## WHAT YOU ARE ASKED TO DO
Report how many lines hold the word "MeanTreeHeight"; answer with the number alone.

## ENTRIES SUPPLIED
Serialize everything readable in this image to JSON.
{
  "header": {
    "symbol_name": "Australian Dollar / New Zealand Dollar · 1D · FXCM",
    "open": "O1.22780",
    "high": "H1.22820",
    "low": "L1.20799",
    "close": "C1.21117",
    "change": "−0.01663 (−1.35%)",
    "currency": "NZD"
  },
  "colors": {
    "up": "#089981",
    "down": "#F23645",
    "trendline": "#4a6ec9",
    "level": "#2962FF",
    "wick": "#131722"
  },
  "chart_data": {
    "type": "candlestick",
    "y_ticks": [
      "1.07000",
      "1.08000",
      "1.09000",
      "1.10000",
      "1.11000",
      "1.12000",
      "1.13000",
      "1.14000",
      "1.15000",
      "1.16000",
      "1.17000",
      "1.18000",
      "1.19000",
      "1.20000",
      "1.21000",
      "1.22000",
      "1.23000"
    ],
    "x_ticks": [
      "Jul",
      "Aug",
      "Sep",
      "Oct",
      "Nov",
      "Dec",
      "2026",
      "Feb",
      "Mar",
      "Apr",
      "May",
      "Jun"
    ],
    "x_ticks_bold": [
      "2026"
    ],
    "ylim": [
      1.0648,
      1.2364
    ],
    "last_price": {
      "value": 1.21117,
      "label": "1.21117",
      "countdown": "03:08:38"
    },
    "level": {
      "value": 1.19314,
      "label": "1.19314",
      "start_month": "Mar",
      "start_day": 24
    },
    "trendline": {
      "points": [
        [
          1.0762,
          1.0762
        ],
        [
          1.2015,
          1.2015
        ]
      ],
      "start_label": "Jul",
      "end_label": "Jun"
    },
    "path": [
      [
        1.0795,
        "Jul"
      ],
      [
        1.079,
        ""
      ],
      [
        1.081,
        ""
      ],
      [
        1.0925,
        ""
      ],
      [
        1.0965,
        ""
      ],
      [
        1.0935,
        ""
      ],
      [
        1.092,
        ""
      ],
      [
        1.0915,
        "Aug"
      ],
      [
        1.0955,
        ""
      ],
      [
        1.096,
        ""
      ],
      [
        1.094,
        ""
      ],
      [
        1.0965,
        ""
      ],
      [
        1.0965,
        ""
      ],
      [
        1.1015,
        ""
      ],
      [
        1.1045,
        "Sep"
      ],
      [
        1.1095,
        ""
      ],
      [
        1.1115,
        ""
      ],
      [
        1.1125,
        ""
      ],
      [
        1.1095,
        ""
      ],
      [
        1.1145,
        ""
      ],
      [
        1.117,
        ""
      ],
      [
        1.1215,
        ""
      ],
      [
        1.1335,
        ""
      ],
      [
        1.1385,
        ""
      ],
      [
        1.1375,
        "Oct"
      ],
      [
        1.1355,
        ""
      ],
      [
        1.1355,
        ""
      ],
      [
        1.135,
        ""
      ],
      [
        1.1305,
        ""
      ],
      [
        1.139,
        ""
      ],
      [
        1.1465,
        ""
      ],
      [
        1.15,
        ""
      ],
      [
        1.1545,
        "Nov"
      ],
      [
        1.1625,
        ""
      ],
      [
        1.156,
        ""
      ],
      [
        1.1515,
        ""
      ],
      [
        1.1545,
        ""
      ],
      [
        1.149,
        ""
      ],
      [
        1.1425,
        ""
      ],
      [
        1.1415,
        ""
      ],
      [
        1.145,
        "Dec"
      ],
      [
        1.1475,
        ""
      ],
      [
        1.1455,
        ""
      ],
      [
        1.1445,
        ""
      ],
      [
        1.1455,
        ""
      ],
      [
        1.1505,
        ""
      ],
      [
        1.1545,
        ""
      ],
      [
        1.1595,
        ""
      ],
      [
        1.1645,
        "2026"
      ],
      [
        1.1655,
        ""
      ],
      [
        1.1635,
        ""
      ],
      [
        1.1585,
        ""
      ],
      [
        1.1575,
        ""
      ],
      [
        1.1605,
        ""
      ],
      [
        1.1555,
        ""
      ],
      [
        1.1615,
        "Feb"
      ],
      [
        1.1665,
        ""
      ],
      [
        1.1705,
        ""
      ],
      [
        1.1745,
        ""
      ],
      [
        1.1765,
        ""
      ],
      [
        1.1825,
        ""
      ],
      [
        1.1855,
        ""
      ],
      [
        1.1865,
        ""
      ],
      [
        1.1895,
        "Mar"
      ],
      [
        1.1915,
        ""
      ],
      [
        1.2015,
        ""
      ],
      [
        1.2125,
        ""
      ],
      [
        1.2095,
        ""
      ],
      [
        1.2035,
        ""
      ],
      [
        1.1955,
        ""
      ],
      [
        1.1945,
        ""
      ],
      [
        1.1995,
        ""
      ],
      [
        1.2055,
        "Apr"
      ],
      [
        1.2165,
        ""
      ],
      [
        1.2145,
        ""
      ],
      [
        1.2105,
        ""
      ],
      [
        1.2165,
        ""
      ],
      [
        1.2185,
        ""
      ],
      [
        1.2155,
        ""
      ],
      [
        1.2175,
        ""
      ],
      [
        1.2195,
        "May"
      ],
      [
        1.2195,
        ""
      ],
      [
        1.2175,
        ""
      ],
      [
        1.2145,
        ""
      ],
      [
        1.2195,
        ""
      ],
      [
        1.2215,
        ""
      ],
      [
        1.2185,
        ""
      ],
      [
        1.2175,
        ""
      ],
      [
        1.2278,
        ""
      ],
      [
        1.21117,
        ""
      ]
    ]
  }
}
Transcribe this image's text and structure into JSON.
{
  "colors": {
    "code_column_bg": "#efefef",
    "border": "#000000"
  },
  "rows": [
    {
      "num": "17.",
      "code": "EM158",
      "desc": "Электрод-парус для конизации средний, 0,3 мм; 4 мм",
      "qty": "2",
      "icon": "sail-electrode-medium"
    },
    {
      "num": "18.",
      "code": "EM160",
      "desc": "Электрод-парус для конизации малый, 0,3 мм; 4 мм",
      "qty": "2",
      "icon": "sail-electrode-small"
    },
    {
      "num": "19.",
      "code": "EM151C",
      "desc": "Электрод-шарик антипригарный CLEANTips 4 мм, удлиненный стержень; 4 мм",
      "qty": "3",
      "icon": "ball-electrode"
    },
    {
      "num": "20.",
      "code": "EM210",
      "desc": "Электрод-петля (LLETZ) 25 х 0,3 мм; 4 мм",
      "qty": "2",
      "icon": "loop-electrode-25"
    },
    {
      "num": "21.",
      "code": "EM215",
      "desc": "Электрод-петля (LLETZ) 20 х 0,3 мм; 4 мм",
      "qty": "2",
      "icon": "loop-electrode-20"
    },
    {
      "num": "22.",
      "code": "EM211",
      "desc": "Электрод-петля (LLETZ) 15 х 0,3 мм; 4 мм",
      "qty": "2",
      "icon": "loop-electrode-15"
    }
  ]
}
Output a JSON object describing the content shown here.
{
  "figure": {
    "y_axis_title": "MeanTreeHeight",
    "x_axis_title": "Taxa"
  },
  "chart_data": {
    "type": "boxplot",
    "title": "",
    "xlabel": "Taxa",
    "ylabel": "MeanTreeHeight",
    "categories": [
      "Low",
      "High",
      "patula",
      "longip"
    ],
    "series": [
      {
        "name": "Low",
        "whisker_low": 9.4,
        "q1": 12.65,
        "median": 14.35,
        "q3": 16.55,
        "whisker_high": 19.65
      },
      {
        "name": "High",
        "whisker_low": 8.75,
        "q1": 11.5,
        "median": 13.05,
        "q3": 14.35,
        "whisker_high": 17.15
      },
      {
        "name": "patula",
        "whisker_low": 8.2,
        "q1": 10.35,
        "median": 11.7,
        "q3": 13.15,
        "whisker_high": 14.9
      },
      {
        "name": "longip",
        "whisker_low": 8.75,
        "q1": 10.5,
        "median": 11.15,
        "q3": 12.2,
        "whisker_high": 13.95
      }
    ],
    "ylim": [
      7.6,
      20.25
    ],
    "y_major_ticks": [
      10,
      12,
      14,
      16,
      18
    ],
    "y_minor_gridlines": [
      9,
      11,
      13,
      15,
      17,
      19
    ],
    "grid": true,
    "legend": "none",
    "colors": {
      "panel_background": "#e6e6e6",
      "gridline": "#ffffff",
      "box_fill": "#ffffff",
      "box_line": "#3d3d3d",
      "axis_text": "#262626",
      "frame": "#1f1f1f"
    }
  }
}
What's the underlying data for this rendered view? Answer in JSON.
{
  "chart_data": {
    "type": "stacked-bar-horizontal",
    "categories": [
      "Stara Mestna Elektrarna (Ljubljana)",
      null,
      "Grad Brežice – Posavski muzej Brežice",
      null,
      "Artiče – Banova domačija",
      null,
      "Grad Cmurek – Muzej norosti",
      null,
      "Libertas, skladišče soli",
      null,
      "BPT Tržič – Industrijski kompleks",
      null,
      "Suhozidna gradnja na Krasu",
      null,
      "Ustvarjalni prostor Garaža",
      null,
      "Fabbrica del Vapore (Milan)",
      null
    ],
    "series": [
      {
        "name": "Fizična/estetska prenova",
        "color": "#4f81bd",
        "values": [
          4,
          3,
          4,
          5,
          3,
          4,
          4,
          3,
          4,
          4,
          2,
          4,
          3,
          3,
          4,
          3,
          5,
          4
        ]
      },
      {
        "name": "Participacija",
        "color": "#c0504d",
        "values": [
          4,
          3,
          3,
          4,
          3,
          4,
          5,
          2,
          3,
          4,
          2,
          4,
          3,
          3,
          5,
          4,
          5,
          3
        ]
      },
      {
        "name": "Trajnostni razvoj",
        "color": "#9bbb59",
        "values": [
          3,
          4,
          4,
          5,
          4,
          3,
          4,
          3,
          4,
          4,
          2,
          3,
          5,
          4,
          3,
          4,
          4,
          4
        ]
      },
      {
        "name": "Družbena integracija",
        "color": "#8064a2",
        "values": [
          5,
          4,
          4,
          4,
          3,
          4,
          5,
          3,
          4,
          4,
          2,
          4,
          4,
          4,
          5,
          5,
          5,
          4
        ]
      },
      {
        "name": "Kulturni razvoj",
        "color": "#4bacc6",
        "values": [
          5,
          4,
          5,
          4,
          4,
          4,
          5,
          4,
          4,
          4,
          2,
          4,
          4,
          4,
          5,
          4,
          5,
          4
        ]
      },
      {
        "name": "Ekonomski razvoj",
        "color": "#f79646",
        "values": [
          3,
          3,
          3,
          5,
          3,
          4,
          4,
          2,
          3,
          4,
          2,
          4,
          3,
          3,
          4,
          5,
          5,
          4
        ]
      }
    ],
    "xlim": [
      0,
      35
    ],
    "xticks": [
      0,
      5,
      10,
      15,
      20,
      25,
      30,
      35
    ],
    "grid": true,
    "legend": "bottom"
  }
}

## THE SOLUTION
2